Aim of the task: Return every record below exactly as written, but leave out the pictures.

--- Start ---

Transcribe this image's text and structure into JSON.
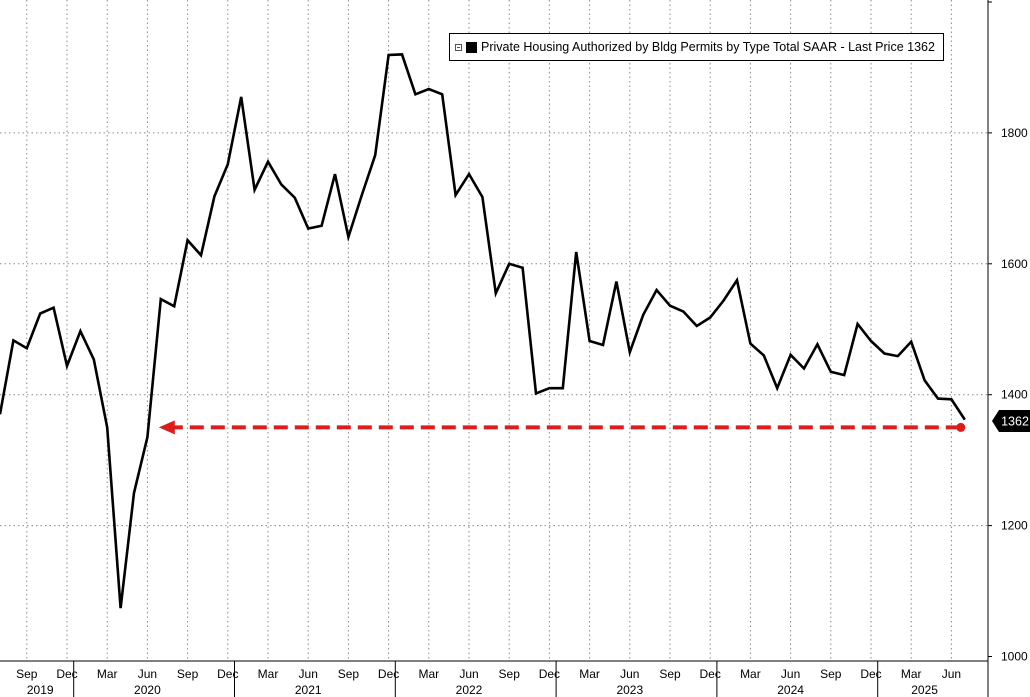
{
  "chart_data": {
    "type": "line",
    "legend_text": "Private Housing Authorized by Bldg Permits by Type Total SAAR - Last Price 1362",
    "last_value_label": "1362",
    "series_color": "#000000",
    "annotation_color": "#dd1c1c",
    "ylim": [
      1000,
      2000
    ],
    "y_ticks": [
      "1000",
      "1200",
      "1400",
      "1600",
      "1800"
    ],
    "x_month_ticks": [
      {
        "label": "Sep",
        "date": "2019-09"
      },
      {
        "label": "Dec",
        "date": "2019-12"
      },
      {
        "label": "Mar",
        "date": "2020-03"
      },
      {
        "label": "Jun",
        "date": "2020-06"
      },
      {
        "label": "Sep",
        "date": "2020-09"
      },
      {
        "label": "Dec",
        "date": "2020-12"
      },
      {
        "label": "Mar",
        "date": "2021-03"
      },
      {
        "label": "Jun",
        "date": "2021-06"
      },
      {
        "label": "Sep",
        "date": "2021-09"
      },
      {
        "label": "Dec",
        "date": "2021-12"
      },
      {
        "label": "Mar",
        "date": "2022-03"
      },
      {
        "label": "Jun",
        "date": "2022-06"
      },
      {
        "label": "Sep",
        "date": "2022-09"
      },
      {
        "label": "Dec",
        "date": "2022-12"
      },
      {
        "label": "Mar",
        "date": "2023-03"
      },
      {
        "label": "Jun",
        "date": "2023-06"
      },
      {
        "label": "Sep",
        "date": "2023-09"
      },
      {
        "label": "Dec",
        "date": "2023-12"
      },
      {
        "label": "Mar",
        "date": "2024-03"
      },
      {
        "label": "Jun",
        "date": "2024-06"
      },
      {
        "label": "Sep",
        "date": "2024-09"
      },
      {
        "label": "Dec",
        "date": "2024-12"
      },
      {
        "label": "Mar",
        "date": "2025-03"
      },
      {
        "label": "Jun",
        "date": "2025-06"
      }
    ],
    "x_year_labels": [
      {
        "label": "2019",
        "date": "2019-10"
      },
      {
        "label": "2020",
        "date": "2020-06"
      },
      {
        "label": "2021",
        "date": "2021-06"
      },
      {
        "label": "2022",
        "date": "2022-06"
      },
      {
        "label": "2023",
        "date": "2023-06"
      },
      {
        "label": "2024",
        "date": "2024-06"
      },
      {
        "label": "2025",
        "date": "2025-04"
      }
    ],
    "year_boundaries": [
      "2020-01",
      "2021-01",
      "2022-01",
      "2023-01",
      "2024-01",
      "2025-01"
    ],
    "series": [
      {
        "x": [
          "2019-07",
          "2019-08",
          "2019-09",
          "2019-10",
          "2019-11",
          "2019-12",
          "2020-01",
          "2020-02",
          "2020-03",
          "2020-04",
          "2020-05",
          "2020-06",
          "2020-07",
          "2020-08",
          "2020-09",
          "2020-10",
          "2020-11",
          "2020-12",
          "2021-01",
          "2021-02",
          "2021-03",
          "2021-04",
          "2021-05",
          "2021-06",
          "2021-07",
          "2021-08",
          "2021-09",
          "2021-10",
          "2021-11",
          "2021-12",
          "2022-01",
          "2022-02",
          "2022-03",
          "2022-04",
          "2022-05",
          "2022-06",
          "2022-07",
          "2022-08",
          "2022-09",
          "2022-10",
          "2022-11",
          "2022-12",
          "2023-01",
          "2023-02",
          "2023-03",
          "2023-04",
          "2023-05",
          "2023-06",
          "2023-07",
          "2023-08",
          "2023-09",
          "2023-10",
          "2023-11",
          "2023-12",
          "2024-01",
          "2024-02",
          "2024-03",
          "2024-04",
          "2024-05",
          "2024-06",
          "2024-07",
          "2024-08",
          "2024-09",
          "2024-10",
          "2024-11",
          "2024-12",
          "2025-01",
          "2025-02",
          "2025-03",
          "2025-04",
          "2025-05",
          "2025-06",
          "2025-07"
        ],
        "values": [
          1370,
          1483,
          1471,
          1524,
          1533,
          1444,
          1497,
          1454,
          1350,
          1074,
          1250,
          1335,
          1546,
          1535,
          1636,
          1613,
          1703,
          1752,
          1855,
          1713,
          1756,
          1721,
          1701,
          1654,
          1658,
          1737,
          1641,
          1705,
          1766,
          1919,
          1920,
          1859,
          1867,
          1859,
          1705,
          1737,
          1702,
          1555,
          1600,
          1594,
          1402,
          1410,
          1410,
          1618,
          1482,
          1476,
          1573,
          1465,
          1522,
          1560,
          1536,
          1527,
          1505,
          1518,
          1544,
          1575,
          1478,
          1460,
          1410,
          1461,
          1440,
          1477,
          1435,
          1430,
          1508,
          1482,
          1463,
          1459,
          1481,
          1422,
          1394,
          1393,
          1362
        ]
      }
    ],
    "annotation_arrow": {
      "from": "2025-07",
      "to": "2020-07",
      "value": 1350
    }
  }
}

--- End ---

Solution:
Transcribe this image's text and structure into JSON.
{
  "chart_data": {
    "type": "line",
    "legend_text": "Private Housing Authorized by Bldg Permits by Type Total SAAR - Last Price 1362",
    "last_value_label": "1362",
    "series_color": "#000000",
    "annotation_color": "#dd1c1c",
    "ylim": [
      1000,
      2000
    ],
    "y_ticks": [
      "1000",
      "1200",
      "1400",
      "1600",
      "1800"
    ],
    "x_month_ticks": [
      {
        "label": "Sep",
        "date": "2019-09"
      },
      {
        "label": "Dec",
        "date": "2019-12"
      },
      {
        "label": "Mar",
        "date": "2020-03"
      },
      {
        "label": "Jun",
        "date": "2020-06"
      },
      {
        "label": "Sep",
        "date": "2020-09"
      },
      {
        "label": "Dec",
        "date": "2020-12"
      },
      {
        "label": "Mar",
        "date": "2021-03"
      },
      {
        "label": "Jun",
        "date": "2021-06"
      },
      {
        "label": "Sep",
        "date": "2021-09"
      },
      {
        "label": "Dec",
        "date": "2021-12"
      },
      {
        "label": "Mar",
        "date": "2022-03"
      },
      {
        "label": "Jun",
        "date": "2022-06"
      },
      {
        "label": "Sep",
        "date": "2022-09"
      },
      {
        "label": "Dec",
        "date": "2022-12"
      },
      {
        "label": "Mar",
        "date": "2023-03"
      },
      {
        "label": "Jun",
        "date": "2023-06"
      },
      {
        "label": "Sep",
        "date": "2023-09"
      },
      {
        "label": "Dec",
        "date": "2023-12"
      },
      {
        "label": "Mar",
        "date": "2024-03"
      },
      {
        "label": "Jun",
        "date": "2024-06"
      },
      {
        "label": "Sep",
        "date": "2024-09"
      },
      {
        "label": "Dec",
        "date": "2024-12"
      },
      {
        "label": "Mar",
        "date": "2025-03"
      },
      {
        "label": "Jun",
        "date": "2025-06"
      }
    ],
    "x_year_labels": [
      {
        "label": "2019",
        "date": "2019-10"
      },
      {
        "label": "2020",
        "date": "2020-06"
      },
      {
        "label": "2021",
        "date": "2021-06"
      },
      {
        "label": "2022",
        "date": "2022-06"
      },
      {
        "label": "2023",
        "date": "2023-06"
      },
      {
        "label": "2024",
        "date": "2024-06"
      },
      {
        "label": "2025",
        "date": "2025-04"
      }
    ],
    "year_boundaries": [
      "2020-01",
      "2021-01",
      "2022-01",
      "2023-01",
      "2024-01",
      "2025-01"
    ],
    "series": [
      {
        "x": [
          "2019-07",
          "2019-08",
          "2019-09",
          "2019-10",
          "2019-11",
          "2019-12",
          "2020-01",
          "2020-02",
          "2020-03",
          "2020-04",
          "2020-05",
          "2020-06",
          "2020-07",
          "2020-08",
          "2020-09",
          "2020-10",
          "2020-11",
          "2020-12",
          "2021-01",
          "2021-02",
          "2021-03",
          "2021-04",
          "2021-05",
          "2021-06",
          "2021-07",
          "2021-08",
          "2021-09",
          "2021-10",
          "2021-11",
          "2021-12",
          "2022-01",
          "2022-02",
          "2022-03",
          "2022-04",
          "2022-05",
          "2022-06",
          "2022-07",
          "2022-08",
          "2022-09",
          "2022-10",
          "2022-11",
          "2022-12",
          "2023-01",
          "2023-02",
          "2023-03",
          "2023-04",
          "2023-05",
          "2023-06",
          "2023-07",
          "2023-08",
          "2023-09",
          "2023-10",
          "2023-11",
          "2023-12",
          "2024-01",
          "2024-02",
          "2024-03",
          "2024-04",
          "2024-05",
          "2024-06",
          "2024-07",
          "2024-08",
          "2024-09",
          "2024-10",
          "2024-11",
          "2024-12",
          "2025-01",
          "2025-02",
          "2025-03",
          "2025-04",
          "2025-05",
          "2025-06",
          "2025-07"
        ],
        "values": [
          1370,
          1483,
          1471,
          1524,
          1533,
          1444,
          1497,
          1454,
          1350,
          1074,
          1250,
          1335,
          1546,
          1535,
          1636,
          1613,
          1703,
          1752,
          1855,
          1713,
          1756,
          1721,
          1701,
          1654,
          1658,
          1737,
          1641,
          1705,
          1766,
          1919,
          1920,
          1859,
          1867,
          1859,
          1705,
          1737,
          1702,
          1555,
          1600,
          1594,
          1402,
          1410,
          1410,
          1618,
          1482,
          1476,
          1573,
          1465,
          1522,
          1560,
          1536,
          1527,
          1505,
          1518,
          1544,
          1575,
          1478,
          1460,
          1410,
          1461,
          1440,
          1477,
          1435,
          1430,
          1508,
          1482,
          1463,
          1459,
          1481,
          1422,
          1394,
          1393,
          1362
        ]
      }
    ],
    "annotation_arrow": {
      "from": "2025-07",
      "to": "2020-07",
      "value": 1350
    }
  }
}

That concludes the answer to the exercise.